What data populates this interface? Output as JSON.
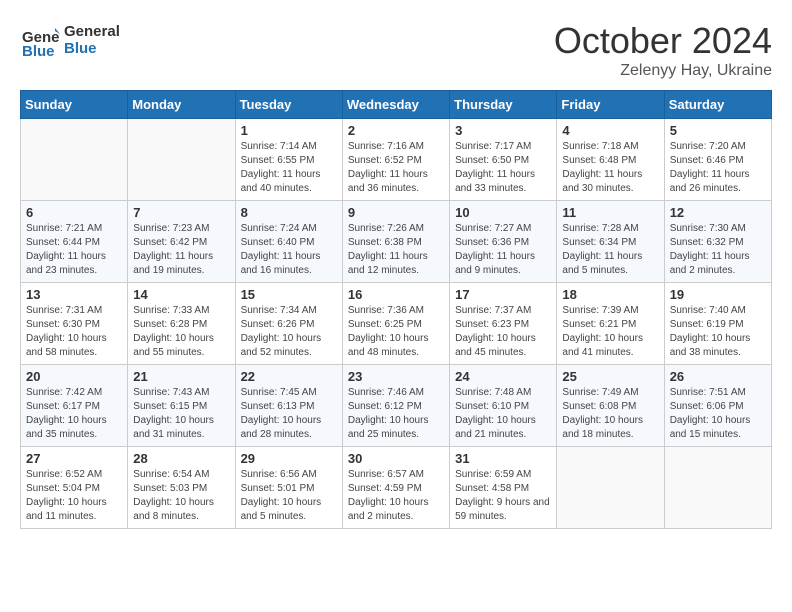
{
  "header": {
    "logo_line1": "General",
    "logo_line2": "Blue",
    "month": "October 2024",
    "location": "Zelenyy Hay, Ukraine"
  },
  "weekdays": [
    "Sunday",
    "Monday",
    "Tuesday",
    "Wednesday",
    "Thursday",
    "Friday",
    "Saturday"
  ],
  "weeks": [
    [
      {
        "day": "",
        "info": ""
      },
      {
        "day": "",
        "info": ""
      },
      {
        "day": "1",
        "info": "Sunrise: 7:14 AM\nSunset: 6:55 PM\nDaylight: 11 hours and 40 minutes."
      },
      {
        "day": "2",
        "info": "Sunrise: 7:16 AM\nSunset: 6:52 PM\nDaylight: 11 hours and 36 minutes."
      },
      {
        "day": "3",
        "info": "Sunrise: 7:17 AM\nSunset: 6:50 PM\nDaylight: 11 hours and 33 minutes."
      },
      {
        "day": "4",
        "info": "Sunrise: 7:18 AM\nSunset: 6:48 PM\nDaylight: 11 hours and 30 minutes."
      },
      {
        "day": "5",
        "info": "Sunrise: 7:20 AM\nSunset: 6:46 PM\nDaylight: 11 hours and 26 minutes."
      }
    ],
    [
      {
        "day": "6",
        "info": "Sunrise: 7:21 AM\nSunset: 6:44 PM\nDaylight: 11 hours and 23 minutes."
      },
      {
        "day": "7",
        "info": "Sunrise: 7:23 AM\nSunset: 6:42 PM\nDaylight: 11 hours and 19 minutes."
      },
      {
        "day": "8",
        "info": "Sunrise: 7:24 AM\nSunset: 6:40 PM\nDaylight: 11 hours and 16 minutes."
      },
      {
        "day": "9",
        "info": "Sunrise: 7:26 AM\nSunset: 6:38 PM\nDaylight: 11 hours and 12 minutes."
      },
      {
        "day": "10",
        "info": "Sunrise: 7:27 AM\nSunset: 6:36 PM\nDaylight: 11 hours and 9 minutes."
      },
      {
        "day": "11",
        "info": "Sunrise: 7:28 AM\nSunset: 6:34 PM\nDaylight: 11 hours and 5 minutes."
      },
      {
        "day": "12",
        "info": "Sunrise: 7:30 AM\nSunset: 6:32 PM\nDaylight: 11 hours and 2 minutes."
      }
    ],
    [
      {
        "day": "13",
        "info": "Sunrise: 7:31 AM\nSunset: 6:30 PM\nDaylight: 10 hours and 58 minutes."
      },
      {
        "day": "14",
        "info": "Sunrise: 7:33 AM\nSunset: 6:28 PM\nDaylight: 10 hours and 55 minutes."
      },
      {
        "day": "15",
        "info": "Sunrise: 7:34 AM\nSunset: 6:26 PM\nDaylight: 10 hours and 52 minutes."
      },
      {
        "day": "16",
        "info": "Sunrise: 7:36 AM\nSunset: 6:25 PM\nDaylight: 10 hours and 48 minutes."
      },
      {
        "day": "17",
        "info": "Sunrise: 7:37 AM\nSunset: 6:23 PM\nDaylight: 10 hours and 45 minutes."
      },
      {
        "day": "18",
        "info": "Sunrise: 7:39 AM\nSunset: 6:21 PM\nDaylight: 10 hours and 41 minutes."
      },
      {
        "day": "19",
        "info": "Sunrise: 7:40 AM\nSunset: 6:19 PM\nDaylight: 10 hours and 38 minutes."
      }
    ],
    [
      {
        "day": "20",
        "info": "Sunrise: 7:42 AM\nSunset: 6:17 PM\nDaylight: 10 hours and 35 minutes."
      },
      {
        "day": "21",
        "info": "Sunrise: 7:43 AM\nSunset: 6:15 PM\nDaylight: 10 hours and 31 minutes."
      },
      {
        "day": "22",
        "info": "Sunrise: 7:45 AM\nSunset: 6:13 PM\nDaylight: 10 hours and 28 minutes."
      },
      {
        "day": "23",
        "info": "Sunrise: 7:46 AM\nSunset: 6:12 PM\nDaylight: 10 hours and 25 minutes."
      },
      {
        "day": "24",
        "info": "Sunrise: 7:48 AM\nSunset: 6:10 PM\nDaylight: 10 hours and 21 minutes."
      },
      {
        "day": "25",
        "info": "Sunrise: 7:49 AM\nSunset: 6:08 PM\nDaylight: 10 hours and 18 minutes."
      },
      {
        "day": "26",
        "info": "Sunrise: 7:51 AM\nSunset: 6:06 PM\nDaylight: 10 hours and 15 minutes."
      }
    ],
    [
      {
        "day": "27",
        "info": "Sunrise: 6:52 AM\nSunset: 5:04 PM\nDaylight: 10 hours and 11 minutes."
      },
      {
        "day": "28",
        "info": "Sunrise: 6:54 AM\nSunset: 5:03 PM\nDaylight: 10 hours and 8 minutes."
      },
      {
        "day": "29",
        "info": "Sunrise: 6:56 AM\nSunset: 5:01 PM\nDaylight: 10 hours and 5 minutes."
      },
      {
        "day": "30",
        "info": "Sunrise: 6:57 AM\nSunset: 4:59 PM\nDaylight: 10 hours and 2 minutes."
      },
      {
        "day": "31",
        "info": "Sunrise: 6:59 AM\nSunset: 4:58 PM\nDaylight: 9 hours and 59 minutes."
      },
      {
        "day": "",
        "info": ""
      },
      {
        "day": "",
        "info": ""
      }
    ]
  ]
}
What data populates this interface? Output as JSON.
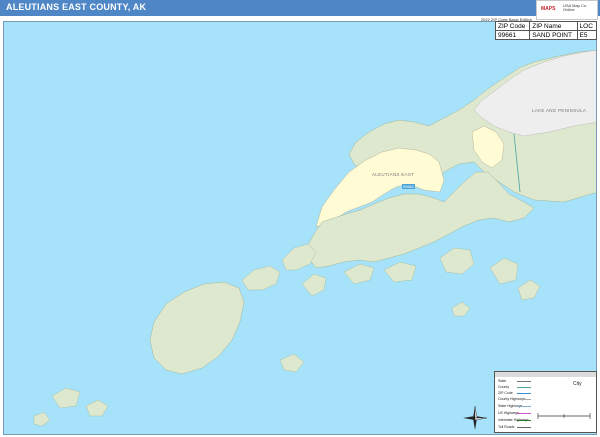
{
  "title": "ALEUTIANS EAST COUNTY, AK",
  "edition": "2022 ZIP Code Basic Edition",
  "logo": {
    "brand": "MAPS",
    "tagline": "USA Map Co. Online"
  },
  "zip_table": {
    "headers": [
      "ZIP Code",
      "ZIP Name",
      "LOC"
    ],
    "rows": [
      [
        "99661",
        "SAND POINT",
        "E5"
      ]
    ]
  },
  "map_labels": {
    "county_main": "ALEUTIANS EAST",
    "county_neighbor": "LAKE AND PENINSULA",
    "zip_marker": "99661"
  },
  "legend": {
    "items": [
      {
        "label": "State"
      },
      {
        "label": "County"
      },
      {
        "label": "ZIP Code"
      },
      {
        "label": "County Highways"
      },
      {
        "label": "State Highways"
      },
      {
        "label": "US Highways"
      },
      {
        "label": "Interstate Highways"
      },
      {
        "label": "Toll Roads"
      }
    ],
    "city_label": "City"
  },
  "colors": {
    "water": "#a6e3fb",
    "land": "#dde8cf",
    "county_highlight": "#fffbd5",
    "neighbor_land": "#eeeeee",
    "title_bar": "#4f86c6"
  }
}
※ ※ ※
TASK BRIEF
Print each line of the material above exactly, with the pictures removed from your copy.

EXPECTED OUTPUT
What data populates this interface? Output as JSON.
{
  "header": {
    "logo_line1": "General",
    "logo_line2": "Blue",
    "month": "October 2024",
    "location": "Zelenyy Hay, Ukraine"
  },
  "weekdays": [
    "Sunday",
    "Monday",
    "Tuesday",
    "Wednesday",
    "Thursday",
    "Friday",
    "Saturday"
  ],
  "weeks": [
    [
      {
        "day": "",
        "info": ""
      },
      {
        "day": "",
        "info": ""
      },
      {
        "day": "1",
        "info": "Sunrise: 7:14 AM\nSunset: 6:55 PM\nDaylight: 11 hours and 40 minutes."
      },
      {
        "day": "2",
        "info": "Sunrise: 7:16 AM\nSunset: 6:52 PM\nDaylight: 11 hours and 36 minutes."
      },
      {
        "day": "3",
        "info": "Sunrise: 7:17 AM\nSunset: 6:50 PM\nDaylight: 11 hours and 33 minutes."
      },
      {
        "day": "4",
        "info": "Sunrise: 7:18 AM\nSunset: 6:48 PM\nDaylight: 11 hours and 30 minutes."
      },
      {
        "day": "5",
        "info": "Sunrise: 7:20 AM\nSunset: 6:46 PM\nDaylight: 11 hours and 26 minutes."
      }
    ],
    [
      {
        "day": "6",
        "info": "Sunrise: 7:21 AM\nSunset: 6:44 PM\nDaylight: 11 hours and 23 minutes."
      },
      {
        "day": "7",
        "info": "Sunrise: 7:23 AM\nSunset: 6:42 PM\nDaylight: 11 hours and 19 minutes."
      },
      {
        "day": "8",
        "info": "Sunrise: 7:24 AM\nSunset: 6:40 PM\nDaylight: 11 hours and 16 minutes."
      },
      {
        "day": "9",
        "info": "Sunrise: 7:26 AM\nSunset: 6:38 PM\nDaylight: 11 hours and 12 minutes."
      },
      {
        "day": "10",
        "info": "Sunrise: 7:27 AM\nSunset: 6:36 PM\nDaylight: 11 hours and 9 minutes."
      },
      {
        "day": "11",
        "info": "Sunrise: 7:28 AM\nSunset: 6:34 PM\nDaylight: 11 hours and 5 minutes."
      },
      {
        "day": "12",
        "info": "Sunrise: 7:30 AM\nSunset: 6:32 PM\nDaylight: 11 hours and 2 minutes."
      }
    ],
    [
      {
        "day": "13",
        "info": "Sunrise: 7:31 AM\nSunset: 6:30 PM\nDaylight: 10 hours and 58 minutes."
      },
      {
        "day": "14",
        "info": "Sunrise: 7:33 AM\nSunset: 6:28 PM\nDaylight: 10 hours and 55 minutes."
      },
      {
        "day": "15",
        "info": "Sunrise: 7:34 AM\nSunset: 6:26 PM\nDaylight: 10 hours and 52 minutes."
      },
      {
        "day": "16",
        "info": "Sunrise: 7:36 AM\nSunset: 6:25 PM\nDaylight: 10 hours and 48 minutes."
      },
      {
        "day": "17",
        "info": "Sunrise: 7:37 AM\nSunset: 6:23 PM\nDaylight: 10 hours and 45 minutes."
      },
      {
        "day": "18",
        "info": "Sunrise: 7:39 AM\nSunset: 6:21 PM\nDaylight: 10 hours and 41 minutes."
      },
      {
        "day": "19",
        "info": "Sunrise: 7:40 AM\nSunset: 6:19 PM\nDaylight: 10 hours and 38 minutes."
      }
    ],
    [
      {
        "day": "20",
        "info": "Sunrise: 7:42 AM\nSunset: 6:17 PM\nDaylight: 10 hours and 35 minutes."
      },
      {
        "day": "21",
        "info": "Sunrise: 7:43 AM\nSunset: 6:15 PM\nDaylight: 10 hours and 31 minutes."
      },
      {
        "day": "22",
        "info": "Sunrise: 7:45 AM\nSunset: 6:13 PM\nDaylight: 10 hours and 28 minutes."
      },
      {
        "day": "23",
        "info": "Sunrise: 7:46 AM\nSunset: 6:12 PM\nDaylight: 10 hours and 25 minutes."
      },
      {
        "day": "24",
        "info": "Sunrise: 7:48 AM\nSunset: 6:10 PM\nDaylight: 10 hours and 21 minutes."
      },
      {
        "day": "25",
        "info": "Sunrise: 7:49 AM\nSunset: 6:08 PM\nDaylight: 10 hours and 18 minutes."
      },
      {
        "day": "26",
        "info": "Sunrise: 7:51 AM\nSunset: 6:06 PM\nDaylight: 10 hours and 15 minutes."
      }
    ],
    [
      {
        "day": "27",
        "info": "Sunrise: 6:52 AM\nSunset: 5:04 PM\nDaylight: 10 hours and 11 minutes."
      },
      {
        "day": "28",
        "info": "Sunrise: 6:54 AM\nSunset: 5:03 PM\nDaylight: 10 hours and 8 minutes."
      },
      {
        "day": "29",
        "info": "Sunrise: 6:56 AM\nSunset: 5:01 PM\nDaylight: 10 hours and 5 minutes."
      },
      {
        "day": "30",
        "info": "Sunrise: 6:57 AM\nSunset: 4:59 PM\nDaylight: 10 hours and 2 minutes."
      },
      {
        "day": "31",
        "info": "Sunrise: 6:59 AM\nSunset: 4:58 PM\nDaylight: 9 hours and 59 minutes."
      },
      {
        "day": "",
        "info": ""
      },
      {
        "day": "",
        "info": ""
      }
    ]
  ]
}
What data populates this interface? Output as JSON.
{
  "title": "ALEUTIANS EAST COUNTY, AK",
  "edition": "2022 ZIP Code Basic Edition",
  "logo": {
    "brand": "MAPS",
    "tagline": "USA Map Co. Online"
  },
  "zip_table": {
    "headers": [
      "ZIP Code",
      "ZIP Name",
      "LOC"
    ],
    "rows": [
      [
        "99661",
        "SAND POINT",
        "E5"
      ]
    ]
  },
  "map_labels": {
    "county_main": "ALEUTIANS EAST",
    "county_neighbor": "LAKE AND PENINSULA",
    "zip_marker": "99661"
  },
  "legend": {
    "items": [
      {
        "label": "State"
      },
      {
        "label": "County"
      },
      {
        "label": "ZIP Code"
      },
      {
        "label": "County Highways"
      },
      {
        "label": "State Highways"
      },
      {
        "label": "US Highways"
      },
      {
        "label": "Interstate Highways"
      },
      {
        "label": "Toll Roads"
      }
    ],
    "city_label": "City"
  },
  "colors": {
    "water": "#a6e3fb",
    "land": "#dde8cf",
    "county_highlight": "#fffbd5",
    "neighbor_land": "#eeeeee",
    "title_bar": "#4f86c6"
  }
}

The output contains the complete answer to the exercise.